# [WHAT IS EXPECTED]
Work out the number of lines containing "Index". Give that number alone.

[Entries from a visual dataset]
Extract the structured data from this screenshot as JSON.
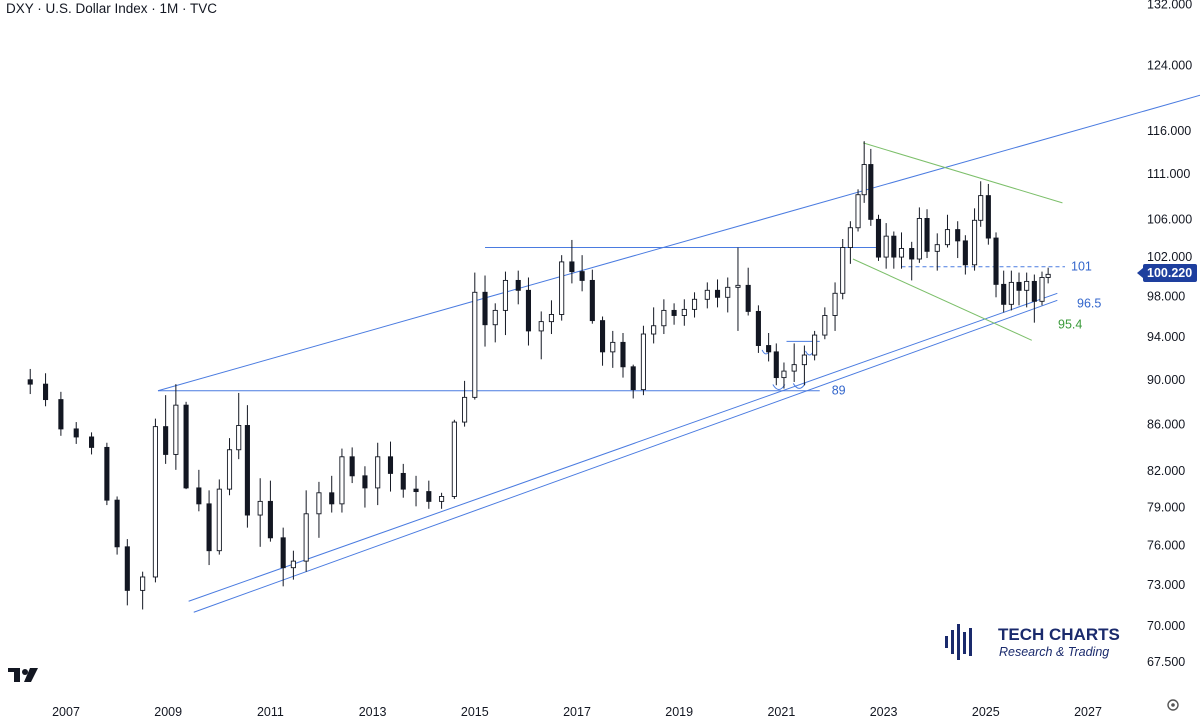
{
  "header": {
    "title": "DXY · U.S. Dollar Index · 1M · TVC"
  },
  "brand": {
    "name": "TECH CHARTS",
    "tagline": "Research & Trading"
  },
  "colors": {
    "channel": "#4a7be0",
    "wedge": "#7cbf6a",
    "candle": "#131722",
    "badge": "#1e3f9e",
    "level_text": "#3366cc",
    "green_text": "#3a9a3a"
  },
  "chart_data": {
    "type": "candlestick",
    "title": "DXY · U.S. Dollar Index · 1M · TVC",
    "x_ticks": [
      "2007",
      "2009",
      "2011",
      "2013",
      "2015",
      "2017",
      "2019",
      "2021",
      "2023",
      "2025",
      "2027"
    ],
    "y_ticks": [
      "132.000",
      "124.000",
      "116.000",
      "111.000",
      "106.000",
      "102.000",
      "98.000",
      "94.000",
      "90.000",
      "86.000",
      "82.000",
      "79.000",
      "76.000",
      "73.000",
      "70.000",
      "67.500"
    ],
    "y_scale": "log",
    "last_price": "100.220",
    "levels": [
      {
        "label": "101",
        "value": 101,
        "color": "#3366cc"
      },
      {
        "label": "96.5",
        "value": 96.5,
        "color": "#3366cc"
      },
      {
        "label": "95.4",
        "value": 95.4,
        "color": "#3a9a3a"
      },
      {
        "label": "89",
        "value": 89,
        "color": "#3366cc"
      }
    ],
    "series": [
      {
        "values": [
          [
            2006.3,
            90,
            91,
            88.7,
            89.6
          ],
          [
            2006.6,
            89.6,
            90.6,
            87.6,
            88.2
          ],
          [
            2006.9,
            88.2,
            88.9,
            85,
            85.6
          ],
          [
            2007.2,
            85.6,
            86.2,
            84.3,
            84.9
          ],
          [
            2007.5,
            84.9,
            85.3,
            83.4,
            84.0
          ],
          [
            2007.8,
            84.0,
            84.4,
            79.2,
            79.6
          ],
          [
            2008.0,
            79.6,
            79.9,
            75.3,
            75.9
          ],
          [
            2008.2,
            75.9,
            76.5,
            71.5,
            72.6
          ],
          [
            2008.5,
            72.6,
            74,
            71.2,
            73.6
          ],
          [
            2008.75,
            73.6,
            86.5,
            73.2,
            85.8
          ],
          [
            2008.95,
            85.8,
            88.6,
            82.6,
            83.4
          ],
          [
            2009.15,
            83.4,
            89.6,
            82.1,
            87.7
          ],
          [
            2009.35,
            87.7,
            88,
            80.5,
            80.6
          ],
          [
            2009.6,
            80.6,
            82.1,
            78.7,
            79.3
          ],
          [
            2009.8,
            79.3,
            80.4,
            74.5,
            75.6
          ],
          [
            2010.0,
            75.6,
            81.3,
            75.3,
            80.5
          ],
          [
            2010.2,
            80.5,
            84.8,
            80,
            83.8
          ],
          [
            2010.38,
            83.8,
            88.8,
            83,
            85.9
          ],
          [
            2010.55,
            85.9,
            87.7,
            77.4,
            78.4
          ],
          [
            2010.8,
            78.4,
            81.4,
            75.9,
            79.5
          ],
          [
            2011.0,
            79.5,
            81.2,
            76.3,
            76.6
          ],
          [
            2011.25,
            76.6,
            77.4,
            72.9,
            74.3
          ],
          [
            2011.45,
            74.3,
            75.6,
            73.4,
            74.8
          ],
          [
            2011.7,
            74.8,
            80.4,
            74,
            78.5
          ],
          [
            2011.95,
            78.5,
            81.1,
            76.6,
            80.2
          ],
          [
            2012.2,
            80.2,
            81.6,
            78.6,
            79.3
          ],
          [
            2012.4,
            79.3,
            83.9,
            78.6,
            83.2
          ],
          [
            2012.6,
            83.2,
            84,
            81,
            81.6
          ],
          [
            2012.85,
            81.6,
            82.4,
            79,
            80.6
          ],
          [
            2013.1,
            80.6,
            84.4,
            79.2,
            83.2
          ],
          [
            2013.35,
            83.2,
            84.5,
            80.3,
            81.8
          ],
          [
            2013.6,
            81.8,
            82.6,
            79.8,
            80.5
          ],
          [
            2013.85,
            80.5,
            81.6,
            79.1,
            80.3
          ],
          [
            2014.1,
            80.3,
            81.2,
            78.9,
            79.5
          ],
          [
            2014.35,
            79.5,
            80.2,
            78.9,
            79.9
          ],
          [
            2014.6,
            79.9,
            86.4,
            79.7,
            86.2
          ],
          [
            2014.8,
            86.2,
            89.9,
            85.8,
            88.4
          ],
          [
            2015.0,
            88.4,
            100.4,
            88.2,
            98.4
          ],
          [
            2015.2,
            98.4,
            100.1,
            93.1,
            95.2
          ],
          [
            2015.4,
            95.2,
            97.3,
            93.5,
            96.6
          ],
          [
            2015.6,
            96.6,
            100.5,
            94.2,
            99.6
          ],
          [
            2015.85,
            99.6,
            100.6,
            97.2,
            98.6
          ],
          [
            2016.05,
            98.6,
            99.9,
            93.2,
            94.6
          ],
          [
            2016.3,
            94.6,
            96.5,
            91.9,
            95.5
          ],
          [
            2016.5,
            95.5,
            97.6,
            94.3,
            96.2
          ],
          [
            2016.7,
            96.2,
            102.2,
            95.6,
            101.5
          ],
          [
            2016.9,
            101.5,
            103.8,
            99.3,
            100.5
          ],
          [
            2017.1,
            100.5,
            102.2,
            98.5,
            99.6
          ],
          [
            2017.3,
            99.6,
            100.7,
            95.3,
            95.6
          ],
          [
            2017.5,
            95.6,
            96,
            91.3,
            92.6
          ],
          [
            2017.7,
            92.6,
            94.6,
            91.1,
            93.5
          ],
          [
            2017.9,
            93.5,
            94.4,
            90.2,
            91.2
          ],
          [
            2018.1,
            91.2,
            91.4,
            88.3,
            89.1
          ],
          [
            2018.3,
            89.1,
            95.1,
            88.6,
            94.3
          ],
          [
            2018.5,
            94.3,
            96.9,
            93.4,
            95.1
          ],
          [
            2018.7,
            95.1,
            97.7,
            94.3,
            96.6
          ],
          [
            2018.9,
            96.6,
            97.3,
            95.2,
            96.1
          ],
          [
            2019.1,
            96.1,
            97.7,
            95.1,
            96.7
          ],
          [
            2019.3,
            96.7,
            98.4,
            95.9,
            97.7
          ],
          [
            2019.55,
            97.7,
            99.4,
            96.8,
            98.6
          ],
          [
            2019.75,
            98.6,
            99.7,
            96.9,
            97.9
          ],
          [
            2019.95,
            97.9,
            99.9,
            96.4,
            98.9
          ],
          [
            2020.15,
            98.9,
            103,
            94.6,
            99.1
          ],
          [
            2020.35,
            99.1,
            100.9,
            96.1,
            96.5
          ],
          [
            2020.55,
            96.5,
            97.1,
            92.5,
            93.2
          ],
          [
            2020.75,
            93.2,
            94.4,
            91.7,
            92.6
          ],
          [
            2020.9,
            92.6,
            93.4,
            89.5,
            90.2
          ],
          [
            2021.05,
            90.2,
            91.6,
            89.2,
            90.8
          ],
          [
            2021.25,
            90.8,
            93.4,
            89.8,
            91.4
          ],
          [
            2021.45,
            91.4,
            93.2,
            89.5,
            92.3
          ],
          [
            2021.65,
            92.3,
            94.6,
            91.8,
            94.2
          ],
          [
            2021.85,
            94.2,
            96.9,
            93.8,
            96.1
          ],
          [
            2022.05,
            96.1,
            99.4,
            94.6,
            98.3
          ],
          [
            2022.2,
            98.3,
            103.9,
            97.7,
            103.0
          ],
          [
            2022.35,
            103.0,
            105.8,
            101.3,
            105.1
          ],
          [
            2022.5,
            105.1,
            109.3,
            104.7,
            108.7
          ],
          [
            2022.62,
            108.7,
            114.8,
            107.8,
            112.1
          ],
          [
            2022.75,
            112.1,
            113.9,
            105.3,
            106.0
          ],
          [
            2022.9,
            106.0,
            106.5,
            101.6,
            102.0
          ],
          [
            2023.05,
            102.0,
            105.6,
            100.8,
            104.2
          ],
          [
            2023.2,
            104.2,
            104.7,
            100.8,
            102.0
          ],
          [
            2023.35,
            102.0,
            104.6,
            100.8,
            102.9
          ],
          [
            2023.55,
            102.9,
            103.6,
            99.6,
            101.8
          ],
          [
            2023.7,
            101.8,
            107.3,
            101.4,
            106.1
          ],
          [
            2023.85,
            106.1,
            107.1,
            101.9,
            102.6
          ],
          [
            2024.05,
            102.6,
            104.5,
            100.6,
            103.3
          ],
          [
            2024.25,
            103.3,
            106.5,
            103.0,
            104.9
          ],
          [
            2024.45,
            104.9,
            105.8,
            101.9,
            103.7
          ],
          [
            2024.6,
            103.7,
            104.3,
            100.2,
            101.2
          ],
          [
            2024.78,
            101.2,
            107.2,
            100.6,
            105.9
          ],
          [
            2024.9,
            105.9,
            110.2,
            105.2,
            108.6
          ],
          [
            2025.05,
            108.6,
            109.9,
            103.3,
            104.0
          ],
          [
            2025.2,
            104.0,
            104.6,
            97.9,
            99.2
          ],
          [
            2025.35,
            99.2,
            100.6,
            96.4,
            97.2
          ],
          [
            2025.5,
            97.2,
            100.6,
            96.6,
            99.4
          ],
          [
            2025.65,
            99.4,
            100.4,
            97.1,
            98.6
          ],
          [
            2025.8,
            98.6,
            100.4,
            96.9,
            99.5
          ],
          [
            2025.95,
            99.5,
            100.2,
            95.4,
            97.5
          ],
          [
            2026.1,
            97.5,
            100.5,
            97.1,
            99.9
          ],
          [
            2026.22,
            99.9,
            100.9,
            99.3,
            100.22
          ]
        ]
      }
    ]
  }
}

# [TASK RESULT]
2